=== WRITTEN PROBLEM ===
Pictures within the data are to be left out; everything else must be reproduced exactly.
· · · · ·
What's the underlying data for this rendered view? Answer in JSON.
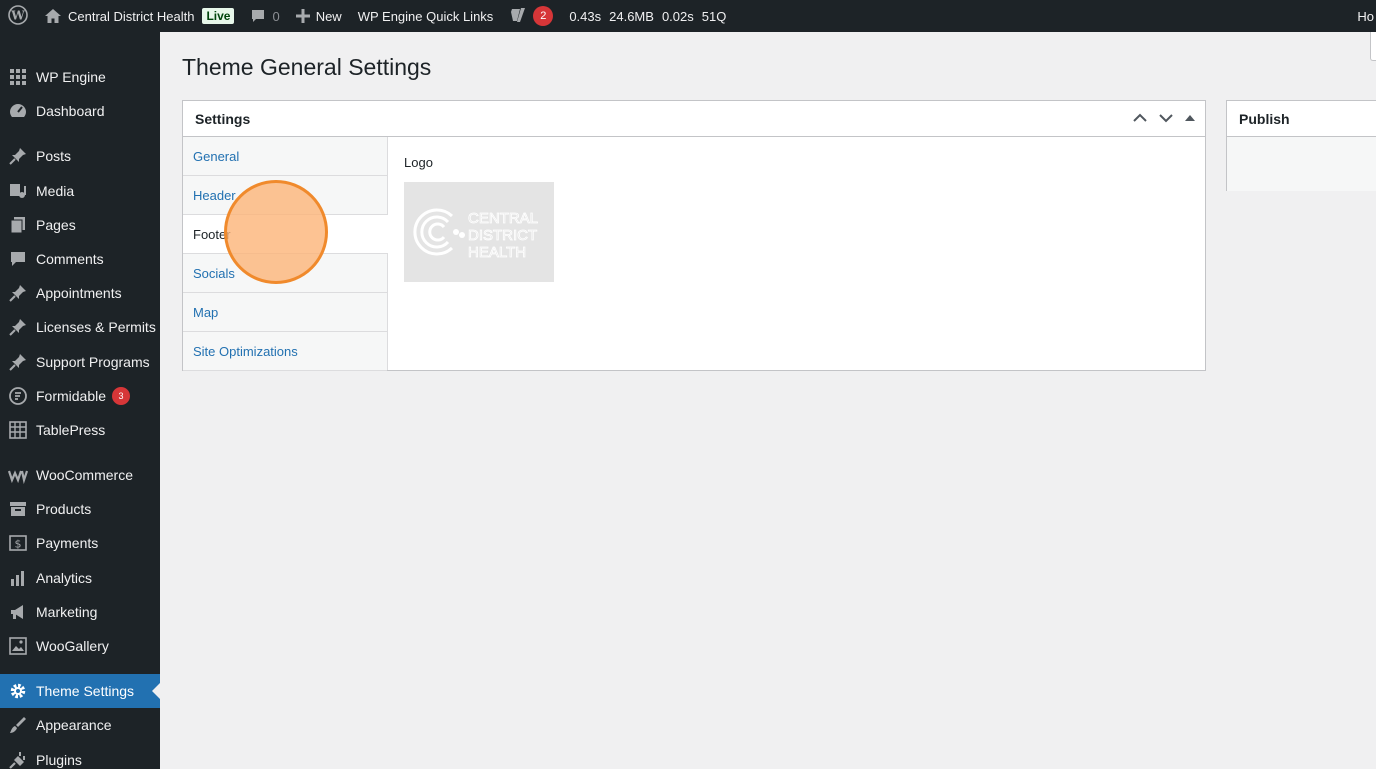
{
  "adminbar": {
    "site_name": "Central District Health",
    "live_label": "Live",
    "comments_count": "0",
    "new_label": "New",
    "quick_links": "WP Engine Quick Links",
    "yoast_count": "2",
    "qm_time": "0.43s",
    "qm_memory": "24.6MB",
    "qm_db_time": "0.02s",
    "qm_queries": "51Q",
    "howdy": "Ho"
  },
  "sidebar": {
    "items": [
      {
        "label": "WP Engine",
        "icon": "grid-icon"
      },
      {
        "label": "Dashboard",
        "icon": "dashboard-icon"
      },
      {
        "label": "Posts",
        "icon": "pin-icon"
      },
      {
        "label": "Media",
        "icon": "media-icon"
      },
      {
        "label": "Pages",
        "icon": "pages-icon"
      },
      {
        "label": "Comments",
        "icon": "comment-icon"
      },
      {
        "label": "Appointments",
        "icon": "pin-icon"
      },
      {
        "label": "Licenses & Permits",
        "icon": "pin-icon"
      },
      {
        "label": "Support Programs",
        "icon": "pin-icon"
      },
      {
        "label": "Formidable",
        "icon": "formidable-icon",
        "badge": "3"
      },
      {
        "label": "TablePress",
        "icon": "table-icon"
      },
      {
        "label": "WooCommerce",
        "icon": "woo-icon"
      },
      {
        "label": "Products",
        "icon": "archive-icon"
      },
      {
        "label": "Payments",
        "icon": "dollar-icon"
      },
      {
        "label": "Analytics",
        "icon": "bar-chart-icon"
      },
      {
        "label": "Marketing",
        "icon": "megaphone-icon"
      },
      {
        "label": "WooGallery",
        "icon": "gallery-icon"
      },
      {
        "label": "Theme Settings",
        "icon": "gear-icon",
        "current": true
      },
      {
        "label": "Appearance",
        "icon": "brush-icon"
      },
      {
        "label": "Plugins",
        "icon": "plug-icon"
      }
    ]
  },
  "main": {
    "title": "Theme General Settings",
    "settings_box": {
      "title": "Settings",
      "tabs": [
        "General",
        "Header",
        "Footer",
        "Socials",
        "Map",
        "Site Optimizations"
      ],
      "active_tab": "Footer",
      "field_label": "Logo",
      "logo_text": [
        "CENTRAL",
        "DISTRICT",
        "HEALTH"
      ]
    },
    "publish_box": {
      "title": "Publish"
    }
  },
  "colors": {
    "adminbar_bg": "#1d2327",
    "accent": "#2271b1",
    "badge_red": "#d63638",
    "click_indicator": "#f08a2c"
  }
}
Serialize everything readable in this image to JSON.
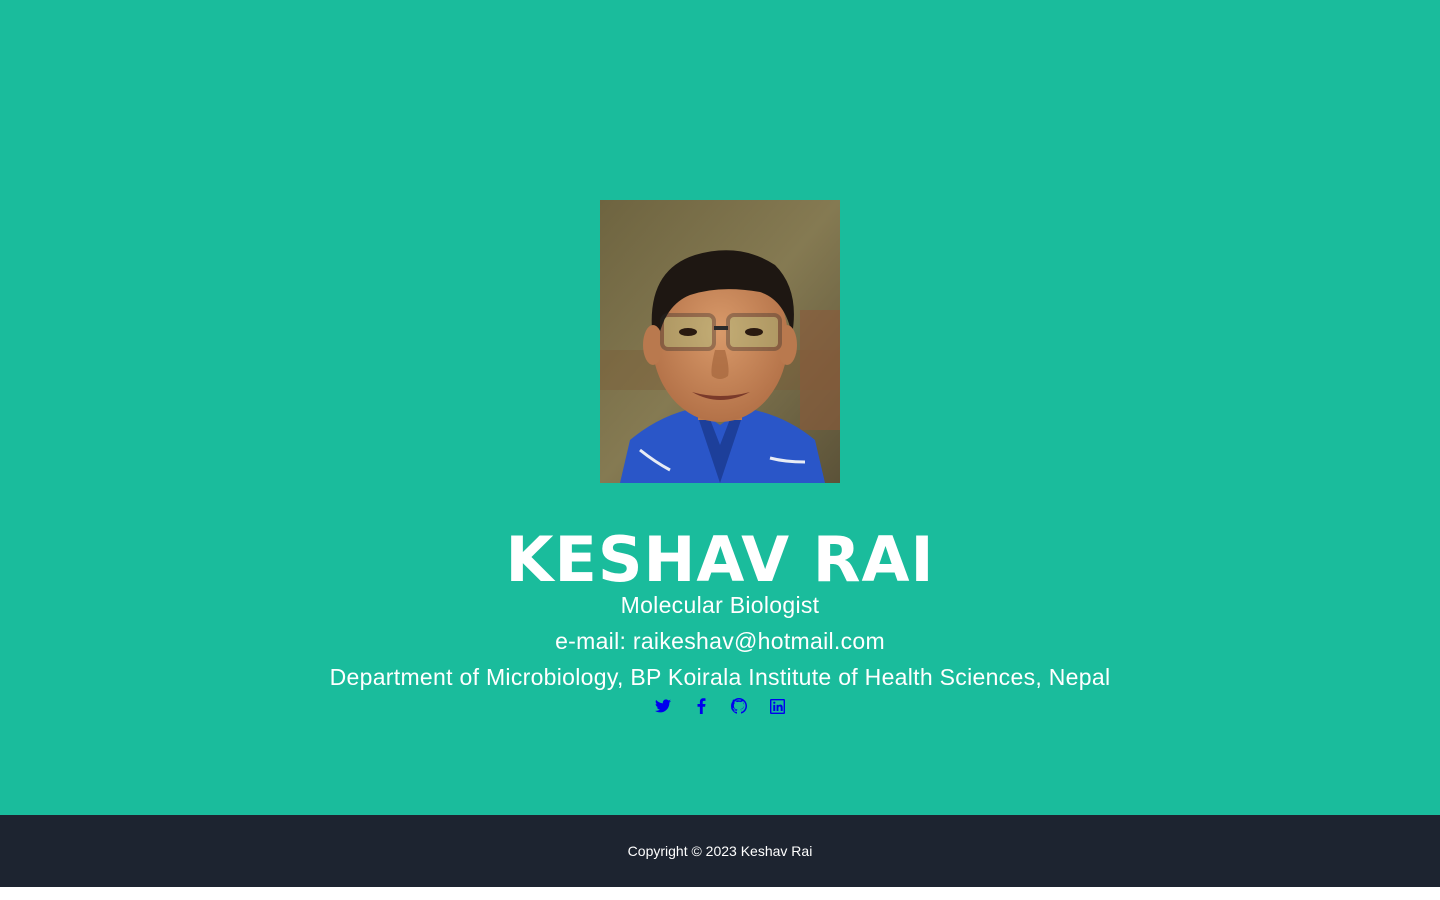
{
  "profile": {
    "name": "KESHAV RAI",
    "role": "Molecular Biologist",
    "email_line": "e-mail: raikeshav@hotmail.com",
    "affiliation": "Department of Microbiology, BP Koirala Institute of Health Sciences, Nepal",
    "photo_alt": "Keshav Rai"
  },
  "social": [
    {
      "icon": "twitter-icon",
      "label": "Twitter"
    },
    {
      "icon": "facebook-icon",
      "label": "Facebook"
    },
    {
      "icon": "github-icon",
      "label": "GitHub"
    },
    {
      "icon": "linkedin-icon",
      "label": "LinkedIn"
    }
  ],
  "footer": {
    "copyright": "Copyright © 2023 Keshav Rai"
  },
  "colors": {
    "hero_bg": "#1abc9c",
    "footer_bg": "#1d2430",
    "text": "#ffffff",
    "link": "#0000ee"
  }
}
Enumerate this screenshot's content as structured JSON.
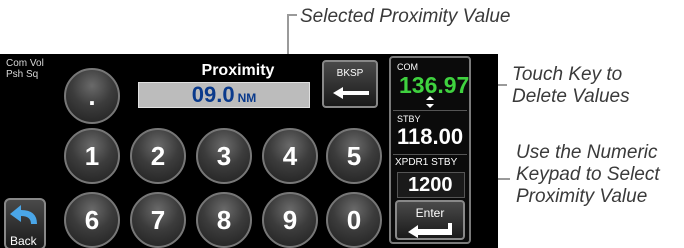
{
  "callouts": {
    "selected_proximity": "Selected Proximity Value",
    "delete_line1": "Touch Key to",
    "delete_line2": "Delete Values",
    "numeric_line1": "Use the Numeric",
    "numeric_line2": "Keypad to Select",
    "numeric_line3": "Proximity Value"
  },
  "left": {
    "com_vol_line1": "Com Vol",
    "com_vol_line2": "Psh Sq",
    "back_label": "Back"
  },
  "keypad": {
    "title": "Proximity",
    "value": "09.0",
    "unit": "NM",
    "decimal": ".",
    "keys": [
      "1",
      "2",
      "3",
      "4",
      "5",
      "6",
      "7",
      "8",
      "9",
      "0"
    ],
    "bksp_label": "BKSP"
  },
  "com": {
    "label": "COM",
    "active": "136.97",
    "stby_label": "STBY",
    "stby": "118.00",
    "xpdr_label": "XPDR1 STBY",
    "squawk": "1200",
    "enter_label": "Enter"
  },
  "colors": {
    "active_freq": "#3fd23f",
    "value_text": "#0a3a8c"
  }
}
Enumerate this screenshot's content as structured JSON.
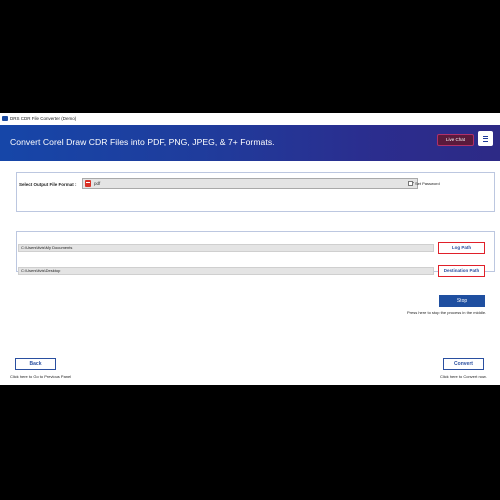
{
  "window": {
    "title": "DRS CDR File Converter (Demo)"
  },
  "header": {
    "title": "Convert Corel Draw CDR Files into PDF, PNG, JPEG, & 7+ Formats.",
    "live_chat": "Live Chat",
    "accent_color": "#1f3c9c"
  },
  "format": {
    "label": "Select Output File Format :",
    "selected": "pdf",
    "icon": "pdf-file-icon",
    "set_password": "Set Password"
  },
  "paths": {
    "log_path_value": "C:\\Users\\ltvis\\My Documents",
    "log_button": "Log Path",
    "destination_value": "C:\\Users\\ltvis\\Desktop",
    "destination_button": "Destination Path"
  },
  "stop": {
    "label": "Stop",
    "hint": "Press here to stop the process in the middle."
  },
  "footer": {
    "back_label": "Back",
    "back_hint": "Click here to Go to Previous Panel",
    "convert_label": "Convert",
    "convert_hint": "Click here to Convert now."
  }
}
· · · · ·
=== SOLUTION TO THE EXERCISE ===
What's the underlying data for this rendered view? Answer in JSON.
{
  "adminbar": {
    "site_name": "Central District Health",
    "live_label": "Live",
    "comments_count": "0",
    "new_label": "New",
    "quick_links": "WP Engine Quick Links",
    "yoast_count": "2",
    "qm_time": "0.43s",
    "qm_memory": "24.6MB",
    "qm_db_time": "0.02s",
    "qm_queries": "51Q",
    "howdy": "Ho"
  },
  "sidebar": {
    "items": [
      {
        "label": "WP Engine",
        "icon": "grid-icon"
      },
      {
        "label": "Dashboard",
        "icon": "dashboard-icon"
      },
      {
        "label": "Posts",
        "icon": "pin-icon"
      },
      {
        "label": "Media",
        "icon": "media-icon"
      },
      {
        "label": "Pages",
        "icon": "pages-icon"
      },
      {
        "label": "Comments",
        "icon": "comment-icon"
      },
      {
        "label": "Appointments",
        "icon": "pin-icon"
      },
      {
        "label": "Licenses & Permits",
        "icon": "pin-icon"
      },
      {
        "label": "Support Programs",
        "icon": "pin-icon"
      },
      {
        "label": "Formidable",
        "icon": "formidable-icon",
        "badge": "3"
      },
      {
        "label": "TablePress",
        "icon": "table-icon"
      },
      {
        "label": "WooCommerce",
        "icon": "woo-icon"
      },
      {
        "label": "Products",
        "icon": "archive-icon"
      },
      {
        "label": "Payments",
        "icon": "dollar-icon"
      },
      {
        "label": "Analytics",
        "icon": "bar-chart-icon"
      },
      {
        "label": "Marketing",
        "icon": "megaphone-icon"
      },
      {
        "label": "WooGallery",
        "icon": "gallery-icon"
      },
      {
        "label": "Theme Settings",
        "icon": "gear-icon",
        "current": true
      },
      {
        "label": "Appearance",
        "icon": "brush-icon"
      },
      {
        "label": "Plugins",
        "icon": "plug-icon"
      }
    ]
  },
  "main": {
    "title": "Theme General Settings",
    "settings_box": {
      "title": "Settings",
      "tabs": [
        "General",
        "Header",
        "Footer",
        "Socials",
        "Map",
        "Site Optimizations"
      ],
      "active_tab": "Footer",
      "field_label": "Logo",
      "logo_text": [
        "CENTRAL",
        "DISTRICT",
        "HEALTH"
      ]
    },
    "publish_box": {
      "title": "Publish"
    }
  },
  "colors": {
    "adminbar_bg": "#1d2327",
    "accent": "#2271b1",
    "badge_red": "#d63638",
    "click_indicator": "#f08a2c"
  }
}
Serialize everything readable in this image to JSON.
{
  "profile": {
    "name": "KESHAV RAI",
    "role": "Molecular Biologist",
    "email_line": "e-mail: raikeshav@hotmail.com",
    "affiliation": "Department of Microbiology, BP Koirala Institute of Health Sciences, Nepal",
    "photo_alt": "Keshav Rai"
  },
  "social": [
    {
      "icon": "twitter-icon",
      "label": "Twitter"
    },
    {
      "icon": "facebook-icon",
      "label": "Facebook"
    },
    {
      "icon": "github-icon",
      "label": "GitHub"
    },
    {
      "icon": "linkedin-icon",
      "label": "LinkedIn"
    }
  ],
  "footer": {
    "copyright": "Copyright © 2023 Keshav Rai"
  },
  "colors": {
    "hero_bg": "#1abc9c",
    "footer_bg": "#1d2430",
    "text": "#ffffff",
    "link": "#0000ee"
  }
}
Enumerate this screenshot's content as structured JSON.
{
  "callouts": {
    "selected_proximity": "Selected Proximity Value",
    "delete_line1": "Touch Key to",
    "delete_line2": "Delete Values",
    "numeric_line1": "Use the Numeric",
    "numeric_line2": "Keypad to Select",
    "numeric_line3": "Proximity Value"
  },
  "left": {
    "com_vol_line1": "Com Vol",
    "com_vol_line2": "Psh Sq",
    "back_label": "Back"
  },
  "keypad": {
    "title": "Proximity",
    "value": "09.0",
    "unit": "NM",
    "decimal": ".",
    "keys": [
      "1",
      "2",
      "3",
      "4",
      "5",
      "6",
      "7",
      "8",
      "9",
      "0"
    ],
    "bksp_label": "BKSP"
  },
  "com": {
    "label": "COM",
    "active": "136.97",
    "stby_label": "STBY",
    "stby": "118.00",
    "xpdr_label": "XPDR1 STBY",
    "squawk": "1200",
    "enter_label": "Enter"
  },
  "colors": {
    "active_freq": "#3fd23f",
    "value_text": "#0a3a8c"
  }
}
Enumerate this screenshot's content as structured JSON.
{
  "window": {
    "title": "DRS CDR File Converter (Demo)"
  },
  "header": {
    "title": "Convert Corel Draw CDR Files into PDF, PNG, JPEG, & 7+ Formats.",
    "live_chat": "Live Chat",
    "accent_color": "#1f3c9c"
  },
  "format": {
    "label": "Select Output File Format :",
    "selected": "pdf",
    "icon": "pdf-file-icon",
    "set_password": "Set Password"
  },
  "paths": {
    "log_path_value": "C:\\Users\\ltvis\\My Documents",
    "log_button": "Log Path",
    "destination_value": "C:\\Users\\ltvis\\Desktop",
    "destination_button": "Destination Path"
  },
  "stop": {
    "label": "Stop",
    "hint": "Press here to stop the process in the middle."
  },
  "footer": {
    "back_label": "Back",
    "back_hint": "Click here to Go to Previous Panel",
    "convert_label": "Convert",
    "convert_hint": "Click here to Convert now."
  }
}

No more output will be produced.